> PROBLEM STATEMENT
Reproduce all of the data exactly, with no line skipped.

□ □ □ □ □ □ □

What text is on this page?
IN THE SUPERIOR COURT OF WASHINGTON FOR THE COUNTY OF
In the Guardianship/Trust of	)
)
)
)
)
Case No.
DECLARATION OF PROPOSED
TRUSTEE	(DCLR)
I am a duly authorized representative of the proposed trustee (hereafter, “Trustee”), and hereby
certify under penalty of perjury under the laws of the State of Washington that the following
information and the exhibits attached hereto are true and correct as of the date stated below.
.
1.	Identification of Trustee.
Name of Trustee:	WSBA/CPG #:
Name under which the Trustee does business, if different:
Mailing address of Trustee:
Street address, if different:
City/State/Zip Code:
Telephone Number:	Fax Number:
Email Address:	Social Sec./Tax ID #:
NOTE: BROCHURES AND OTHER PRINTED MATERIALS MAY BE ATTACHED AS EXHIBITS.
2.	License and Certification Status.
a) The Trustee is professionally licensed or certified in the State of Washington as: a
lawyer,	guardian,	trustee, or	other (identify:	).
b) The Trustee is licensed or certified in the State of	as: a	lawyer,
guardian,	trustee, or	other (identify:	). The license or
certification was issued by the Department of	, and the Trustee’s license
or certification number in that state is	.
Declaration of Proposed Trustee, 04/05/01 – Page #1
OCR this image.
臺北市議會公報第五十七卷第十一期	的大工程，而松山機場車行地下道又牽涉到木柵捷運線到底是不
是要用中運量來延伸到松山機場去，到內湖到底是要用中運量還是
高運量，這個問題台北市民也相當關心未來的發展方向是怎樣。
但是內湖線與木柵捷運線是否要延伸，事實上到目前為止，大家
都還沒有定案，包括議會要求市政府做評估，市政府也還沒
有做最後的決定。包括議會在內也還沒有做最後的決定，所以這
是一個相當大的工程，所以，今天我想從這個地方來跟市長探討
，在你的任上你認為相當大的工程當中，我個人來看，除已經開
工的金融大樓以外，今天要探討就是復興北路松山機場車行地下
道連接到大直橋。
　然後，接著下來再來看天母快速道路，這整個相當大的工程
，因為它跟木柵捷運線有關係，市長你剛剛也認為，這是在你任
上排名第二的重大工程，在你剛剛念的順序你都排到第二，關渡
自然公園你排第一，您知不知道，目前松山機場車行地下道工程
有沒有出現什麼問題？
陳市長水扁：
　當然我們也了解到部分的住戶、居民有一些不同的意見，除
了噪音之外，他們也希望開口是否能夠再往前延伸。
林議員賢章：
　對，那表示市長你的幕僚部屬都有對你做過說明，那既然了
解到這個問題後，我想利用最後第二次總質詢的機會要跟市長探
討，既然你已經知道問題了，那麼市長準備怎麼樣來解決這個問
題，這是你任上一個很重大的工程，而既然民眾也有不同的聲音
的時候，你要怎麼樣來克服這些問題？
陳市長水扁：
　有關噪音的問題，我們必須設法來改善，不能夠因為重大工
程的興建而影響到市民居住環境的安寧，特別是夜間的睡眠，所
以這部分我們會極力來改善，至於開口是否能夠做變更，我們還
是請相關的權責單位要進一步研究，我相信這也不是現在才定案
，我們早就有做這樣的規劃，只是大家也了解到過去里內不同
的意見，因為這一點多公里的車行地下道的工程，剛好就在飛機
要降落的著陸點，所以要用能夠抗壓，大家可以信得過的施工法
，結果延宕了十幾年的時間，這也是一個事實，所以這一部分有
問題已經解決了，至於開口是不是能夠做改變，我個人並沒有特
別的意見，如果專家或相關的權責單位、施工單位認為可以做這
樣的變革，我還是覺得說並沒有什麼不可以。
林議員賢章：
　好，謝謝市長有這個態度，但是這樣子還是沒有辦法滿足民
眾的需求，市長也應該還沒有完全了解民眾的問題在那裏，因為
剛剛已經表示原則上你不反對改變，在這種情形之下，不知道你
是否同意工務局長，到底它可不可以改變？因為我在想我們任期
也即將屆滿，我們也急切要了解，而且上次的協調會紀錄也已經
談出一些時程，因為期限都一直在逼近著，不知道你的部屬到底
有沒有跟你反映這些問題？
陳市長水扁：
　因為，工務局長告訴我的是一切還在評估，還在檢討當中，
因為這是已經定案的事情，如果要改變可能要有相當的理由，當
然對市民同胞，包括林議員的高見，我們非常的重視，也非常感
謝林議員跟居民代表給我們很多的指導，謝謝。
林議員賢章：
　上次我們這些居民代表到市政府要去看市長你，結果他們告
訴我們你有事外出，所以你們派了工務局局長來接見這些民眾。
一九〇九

□ □ □ □ □ □ □

> RESULT
What text is on this page?
IN THE SUPERIOR COURT OF WASHINGTON FOR THE COUNTY OF
In the Guardianship/Trust of	)
)
)
)
)
Case No.
DECLARATION OF PROPOSED
TRUSTEE	(DCLR)
I am a duly authorized representative of the proposed trustee (hereafter, “Trustee”), and hereby
certify under penalty of perjury under the laws of the State of Washington that the following
information and the exhibits attached hereto are true and correct as of the date stated below.
.
1.	Identification of Trustee.
Name of Trustee:	WSBA/CPG #:
Name under which the Trustee does business, if different:
Mailing address of Trustee:
Street address, if different:
City/State/Zip Code:
Telephone Number:	Fax Number:
Email Address:	Social Sec./Tax ID #:
NOTE: BROCHURES AND OTHER PRINTED MATERIALS MAY BE ATTACHED AS EXHIBITS.
2.	License and Certification Status.
a) The Trustee is professionally licensed or certified in the State of Washington as: a
lawyer,	guardian,	trustee, or	other (identify:	).
b) The Trustee is licensed or certified in the State of	as: a	lawyer,
guardian,	trustee, or	other (identify:	). The license or
certification was issued by the Department of	, and the Trustee’s license
or certification number in that state is	.
Declaration of Proposed Trustee, 04/05/01 – Page #1
OCR this image.
臺北市議會公報第五十七卷第十一期	的大工程，而松山機場車行地下道又牽涉到木柵捷運線到底是不
是要用中運量來延伸到松山機場去，到內湖到底是要用中運量還是
高運量，這個問題台北市民也相當關心未來的發展方向是怎樣。
但是內湖線與木柵捷運線是否要延伸，事實上到目前為止，大家
都還沒有定案，包括議會要求市政府做評估，市政府也還沒
有做最後的決定。包括議會在內也還沒有做最後的決定，所以這
是一個相當大的工程，所以，今天我想從這個地方來跟市長探討
，在你的任上你認為相當大的工程當中，我個人來看，除已經開
工的金融大樓以外，今天要探討就是復興北路松山機場車行地下
道連接到大直橋。
　然後，接著下來再來看天母快速道路，這整個相當大的工程
，因為它跟木柵捷運線有關係，市長你剛剛也認為，這是在你任
上排名第二的重大工程，在你剛剛念的順序你都排到第二，關渡
自然公園你排第一，您知不知道，目前松山機場車行地下道工程
有沒有出現什麼問題？
陳市長水扁：
　當然我們也了解到部分的住戶、居民有一些不同的意見，除
了噪音之外，他們也希望開口是否能夠再往前延伸。
林議員賢章：
　對，那表示市長你的幕僚部屬都有對你做過說明，那既然了
解到這個問題後，我想利用最後第二次總質詢的機會要跟市長探
討，既然你已經知道問題了，那麼市長準備怎麼樣來解決這個問
題，這是你任上一個很重大的工程，而既然民眾也有不同的聲音
的時候，你要怎麼樣來克服這些問題？
陳市長水扁：
　有關噪音的問題，我們必須設法來改善，不能夠因為重大工
程的興建而影響到市民居住環境的安寧，特別是夜間的睡眠，所
以這部分我們會極力來改善，至於開口是否能夠做變更，我們還
是請相關的權責單位要進一步研究，我相信這也不是現在才定案
，我們早就有做這樣的規劃，只是大家也了解到過去里內不同
的意見，因為這一點多公里的車行地下道的工程，剛好就在飛機
要降落的著陸點，所以要用能夠抗壓，大家可以信得過的施工法
，結果延宕了十幾年的時間，這也是一個事實，所以這一部分有
問題已經解決了，至於開口是不是能夠做改變，我個人並沒有特
別的意見，如果專家或相關的權責單位、施工單位認為可以做這
樣的變革，我還是覺得說並沒有什麼不可以。
林議員賢章：
　好，謝謝市長有這個態度，但是這樣子還是沒有辦法滿足民
眾的需求，市長也應該還沒有完全了解民眾的問題在那裏，因為
剛剛已經表示原則上你不反對改變，在這種情形之下，不知道你
是否同意工務局長，到底它可不可以改變？因為我在想我們任期
也即將屆滿，我們也急切要了解，而且上次的協調會紀錄也已經
談出一些時程，因為期限都一直在逼近著，不知道你的部屬到底
有沒有跟你反映這些問題？
陳市長水扁：
　因為，工務局長告訴我的是一切還在評估，還在檢討當中，
因為這是已經定案的事情，如果要改變可能要有相當的理由，當
然對市民同胞，包括林議員的高見，我們非常的重視，也非常感
謝林議員跟居民代表給我們很多的指導，謝謝。
林議員賢章：
　上次我們這些居民代表到市政府要去看市長你，結果他們告
訴我們你有事外出，所以你們派了工務局局長來接見這些民眾。
一九〇九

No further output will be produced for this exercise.